- [Job] Pictures aside, write out every record exactly as it appears.

- [Data to use]
>> start

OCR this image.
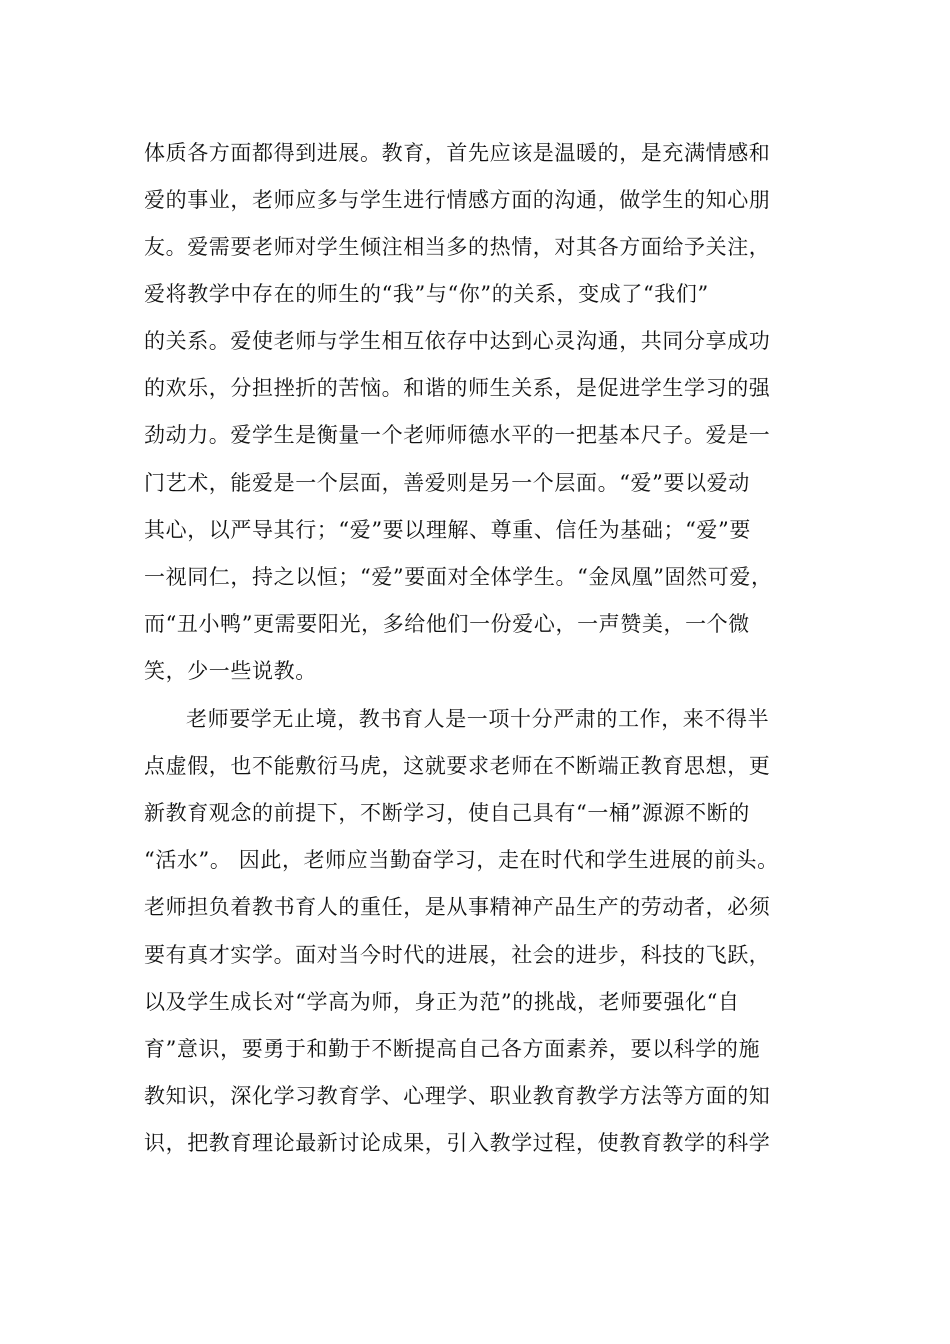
体质各方面都得到进展。教育，首先应该是温暖的，是充满情感和
爱的事业，老师应多与学生进行情感方面的沟通，做学生的知心朋
友。爱需要老师对学生倾注相当多的热情，对其各方面给予关注，
爱将教学中存在的师生的“我”与“你”的关系，变成了“我们”
的关系。爱使老师与学生相互依存中达到心灵沟通，共同分享成功
的欢乐，分担挫折的苦恼。和谐的师生关系，是促进学生学习的强
劲动力。爱学生是衡量一个老师师德水平的一把基本尺子。爱是一
门艺术，能爱是一个层面，善爱则是另一个层面。“爱”要以爱动
其心，以严导其行；“爱”要以理解、尊重、信任为基础；“爱”要
一视同仁，持之以恒；“爱”要面对全体学生。“金凤凰”固然可爱，
而“丑小鸭”更需要阳光，多给他们一份爱心，一声赞美，一个微
笑，少一些说教。
老师要学无止境，教书育人是一项十分严肃的工作，来不得半
点虚假，也不能敷衍马虎，这就要求老师在不断端正教育思想，更
新教育观念的前提下，不断学习，使自己具有“一桶”源源不断的
“活水”。 因此，老师应当勤奋学习，走在时代和学生进展的前头。
老师担负着教书育人的重任，是从事精神产品生产的劳动者，必须
要有真才实学。面对当今时代的进展，社会的进步，科技的飞跃，
以及学生成长对“学高为师，身正为范”的挑战，老师要强化“自
育”意识，要勇于和勤于不断提高自己各方面素养，要以科学的施
教知识，深化学习教育学、心理学、职业教育教学方法等方面的知
识，把教育理论最新讨论成果，引入教学过程，使教育教学的科学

>> end

- [Written response]
OCR this image.
体质各方面都得到进展。教育，首先应该是温暖的，是充满情感和
爱的事业，老师应多与学生进行情感方面的沟通，做学生的知心朋
友。爱需要老师对学生倾注相当多的热情，对其各方面给予关注，
爱将教学中存在的师生的“我”与“你”的关系，变成了“我们”
的关系。爱使老师与学生相互依存中达到心灵沟通，共同分享成功
的欢乐，分担挫折的苦恼。和谐的师生关系，是促进学生学习的强
劲动力。爱学生是衡量一个老师师德水平的一把基本尺子。爱是一
门艺术，能爱是一个层面，善爱则是另一个层面。“爱”要以爱动
其心，以严导其行；“爱”要以理解、尊重、信任为基础；“爱”要
一视同仁，持之以恒；“爱”要面对全体学生。“金凤凰”固然可爱，
而“丑小鸭”更需要阳光，多给他们一份爱心，一声赞美，一个微
笑，少一些说教。
老师要学无止境，教书育人是一项十分严肃的工作，来不得半
点虚假，也不能敷衍马虎，这就要求老师在不断端正教育思想，更
新教育观念的前提下，不断学习，使自己具有“一桶”源源不断的
“活水”。 因此，老师应当勤奋学习，走在时代和学生进展的前头。
老师担负着教书育人的重任，是从事精神产品生产的劳动者，必须
要有真才实学。面对当今时代的进展，社会的进步，科技的飞跃，
以及学生成长对“学高为师，身正为范”的挑战，老师要强化“自
育”意识，要勇于和勤于不断提高自己各方面素养，要以科学的施
教知识，深化学习教育学、心理学、职业教育教学方法等方面的知
识，把教育理论最新讨论成果，引入教学过程，使教育教学的科学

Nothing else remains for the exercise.